What is asked —
Search the data for the word "name" and copy every line where it occurs.

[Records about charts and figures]
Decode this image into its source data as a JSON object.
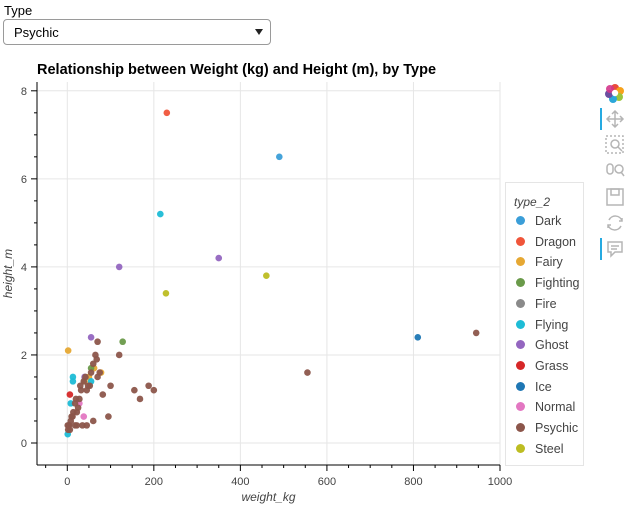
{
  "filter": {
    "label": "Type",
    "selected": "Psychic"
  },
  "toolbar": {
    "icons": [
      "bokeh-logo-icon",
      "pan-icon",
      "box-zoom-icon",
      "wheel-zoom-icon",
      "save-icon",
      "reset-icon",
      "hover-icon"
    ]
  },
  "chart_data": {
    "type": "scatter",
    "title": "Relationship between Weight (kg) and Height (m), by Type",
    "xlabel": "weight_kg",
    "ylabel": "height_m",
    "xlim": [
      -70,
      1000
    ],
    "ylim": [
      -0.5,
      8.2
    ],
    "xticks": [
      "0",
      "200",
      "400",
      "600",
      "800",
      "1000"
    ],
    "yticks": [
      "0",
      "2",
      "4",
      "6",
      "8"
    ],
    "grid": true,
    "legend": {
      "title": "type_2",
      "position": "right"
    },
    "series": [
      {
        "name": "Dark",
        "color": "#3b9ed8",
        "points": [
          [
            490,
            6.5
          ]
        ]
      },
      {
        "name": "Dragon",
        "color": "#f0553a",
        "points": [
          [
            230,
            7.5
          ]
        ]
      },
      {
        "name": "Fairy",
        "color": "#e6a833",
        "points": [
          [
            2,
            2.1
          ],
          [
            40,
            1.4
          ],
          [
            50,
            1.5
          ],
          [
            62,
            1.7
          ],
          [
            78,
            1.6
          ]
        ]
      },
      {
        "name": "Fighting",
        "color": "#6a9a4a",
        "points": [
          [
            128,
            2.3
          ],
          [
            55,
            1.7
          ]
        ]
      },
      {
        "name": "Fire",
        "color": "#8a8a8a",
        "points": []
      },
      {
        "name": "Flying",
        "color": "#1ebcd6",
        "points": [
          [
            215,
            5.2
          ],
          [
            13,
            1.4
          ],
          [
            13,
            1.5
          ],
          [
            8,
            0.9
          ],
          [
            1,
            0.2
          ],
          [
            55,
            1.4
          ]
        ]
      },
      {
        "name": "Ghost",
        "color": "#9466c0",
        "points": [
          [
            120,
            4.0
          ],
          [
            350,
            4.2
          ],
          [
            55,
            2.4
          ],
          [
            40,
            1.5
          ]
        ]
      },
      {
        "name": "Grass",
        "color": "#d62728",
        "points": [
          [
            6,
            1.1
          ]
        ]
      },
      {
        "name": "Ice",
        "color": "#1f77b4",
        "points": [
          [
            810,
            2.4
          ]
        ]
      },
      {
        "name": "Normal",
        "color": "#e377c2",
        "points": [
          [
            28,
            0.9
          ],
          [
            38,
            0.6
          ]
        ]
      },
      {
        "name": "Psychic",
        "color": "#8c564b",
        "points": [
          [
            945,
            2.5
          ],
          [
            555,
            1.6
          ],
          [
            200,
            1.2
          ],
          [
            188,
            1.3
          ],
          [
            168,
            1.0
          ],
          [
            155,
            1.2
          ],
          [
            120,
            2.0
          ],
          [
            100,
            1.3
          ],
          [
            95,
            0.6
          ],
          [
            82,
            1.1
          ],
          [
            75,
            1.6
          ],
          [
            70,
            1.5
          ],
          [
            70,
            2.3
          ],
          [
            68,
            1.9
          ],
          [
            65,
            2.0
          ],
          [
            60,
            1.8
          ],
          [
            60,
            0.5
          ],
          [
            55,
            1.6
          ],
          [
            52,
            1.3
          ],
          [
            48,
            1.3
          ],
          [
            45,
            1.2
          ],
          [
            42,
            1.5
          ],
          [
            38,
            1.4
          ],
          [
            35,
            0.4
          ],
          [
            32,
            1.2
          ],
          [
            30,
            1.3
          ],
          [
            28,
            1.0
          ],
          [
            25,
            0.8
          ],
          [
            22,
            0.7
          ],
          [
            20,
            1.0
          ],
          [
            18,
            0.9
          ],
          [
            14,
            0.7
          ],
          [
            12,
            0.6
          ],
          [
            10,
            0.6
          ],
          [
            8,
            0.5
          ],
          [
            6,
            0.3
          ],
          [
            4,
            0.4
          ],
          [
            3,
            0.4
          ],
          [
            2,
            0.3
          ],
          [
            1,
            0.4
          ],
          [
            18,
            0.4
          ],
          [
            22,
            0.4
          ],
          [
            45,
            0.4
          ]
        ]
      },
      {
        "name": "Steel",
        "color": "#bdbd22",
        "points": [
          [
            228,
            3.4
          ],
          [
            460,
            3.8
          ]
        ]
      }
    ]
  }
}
* * *
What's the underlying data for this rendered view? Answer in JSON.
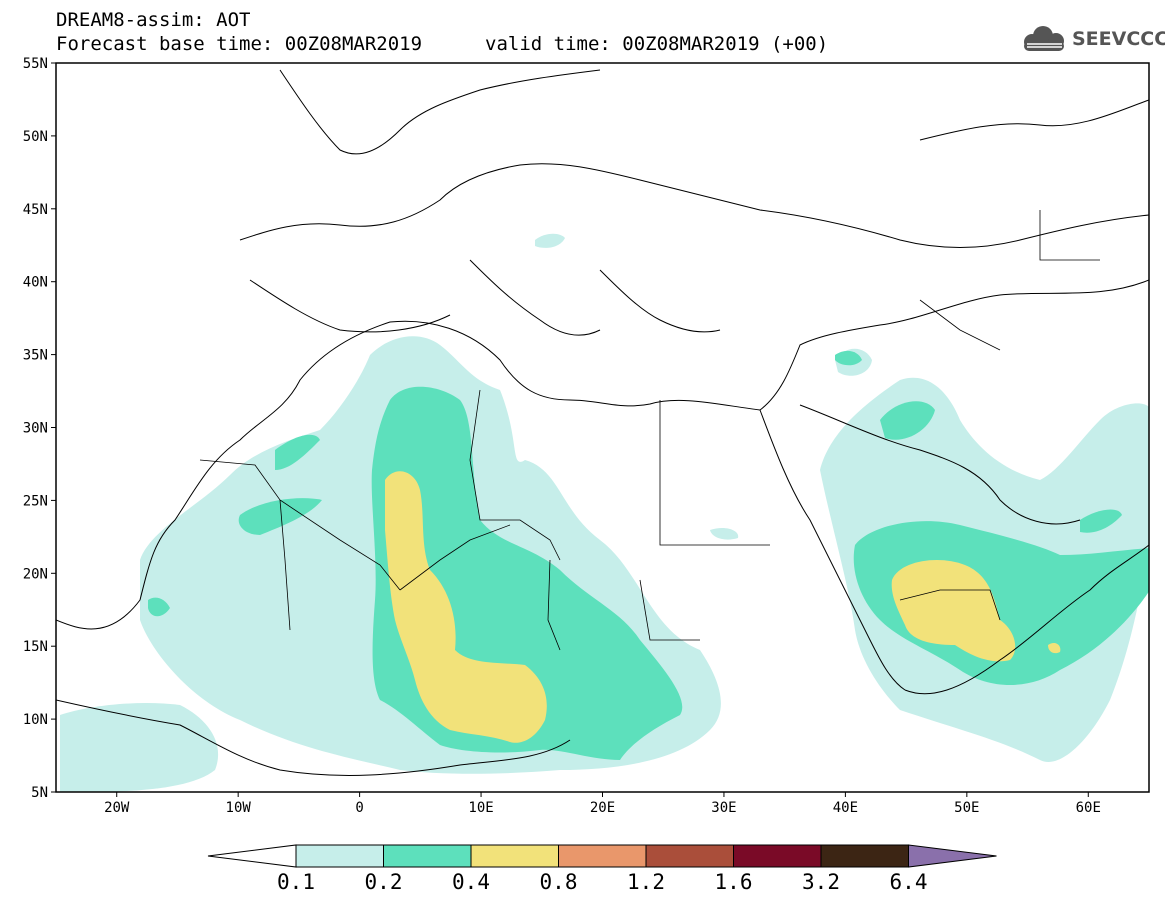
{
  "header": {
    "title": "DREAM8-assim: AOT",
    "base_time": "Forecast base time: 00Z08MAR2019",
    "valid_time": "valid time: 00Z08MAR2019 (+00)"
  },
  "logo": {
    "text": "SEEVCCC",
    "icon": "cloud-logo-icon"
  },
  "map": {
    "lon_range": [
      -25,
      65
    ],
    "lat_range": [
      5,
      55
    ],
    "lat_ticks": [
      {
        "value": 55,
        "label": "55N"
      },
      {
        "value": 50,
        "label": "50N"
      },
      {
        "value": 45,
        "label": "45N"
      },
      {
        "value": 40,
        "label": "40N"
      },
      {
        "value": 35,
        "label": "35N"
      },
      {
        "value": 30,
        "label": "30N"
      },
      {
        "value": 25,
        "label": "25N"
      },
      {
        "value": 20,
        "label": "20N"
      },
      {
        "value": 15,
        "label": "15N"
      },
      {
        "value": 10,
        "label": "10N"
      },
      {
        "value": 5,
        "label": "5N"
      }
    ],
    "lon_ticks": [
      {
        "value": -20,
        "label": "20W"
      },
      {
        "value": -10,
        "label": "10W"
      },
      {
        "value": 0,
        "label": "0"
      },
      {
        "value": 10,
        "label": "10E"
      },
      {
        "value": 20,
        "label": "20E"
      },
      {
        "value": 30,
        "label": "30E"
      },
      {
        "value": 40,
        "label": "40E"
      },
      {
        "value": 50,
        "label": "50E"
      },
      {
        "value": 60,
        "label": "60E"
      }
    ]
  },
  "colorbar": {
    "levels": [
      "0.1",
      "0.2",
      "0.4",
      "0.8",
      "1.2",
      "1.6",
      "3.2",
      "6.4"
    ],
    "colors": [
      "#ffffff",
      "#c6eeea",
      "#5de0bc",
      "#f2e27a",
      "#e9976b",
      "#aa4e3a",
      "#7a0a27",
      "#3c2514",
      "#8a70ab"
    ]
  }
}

Solution below —
        "name": "Dark",
        "name": "Dragon",
        "name": "Fairy",
        "name": "Fighting",
        "name": "Fire",
        "name": "Flying",
        "name": "Ghost",
        "name": "Grass",
        "name": "Ice",
        "name": "Normal",
        "name": "Psychic",
        "name": "Steel",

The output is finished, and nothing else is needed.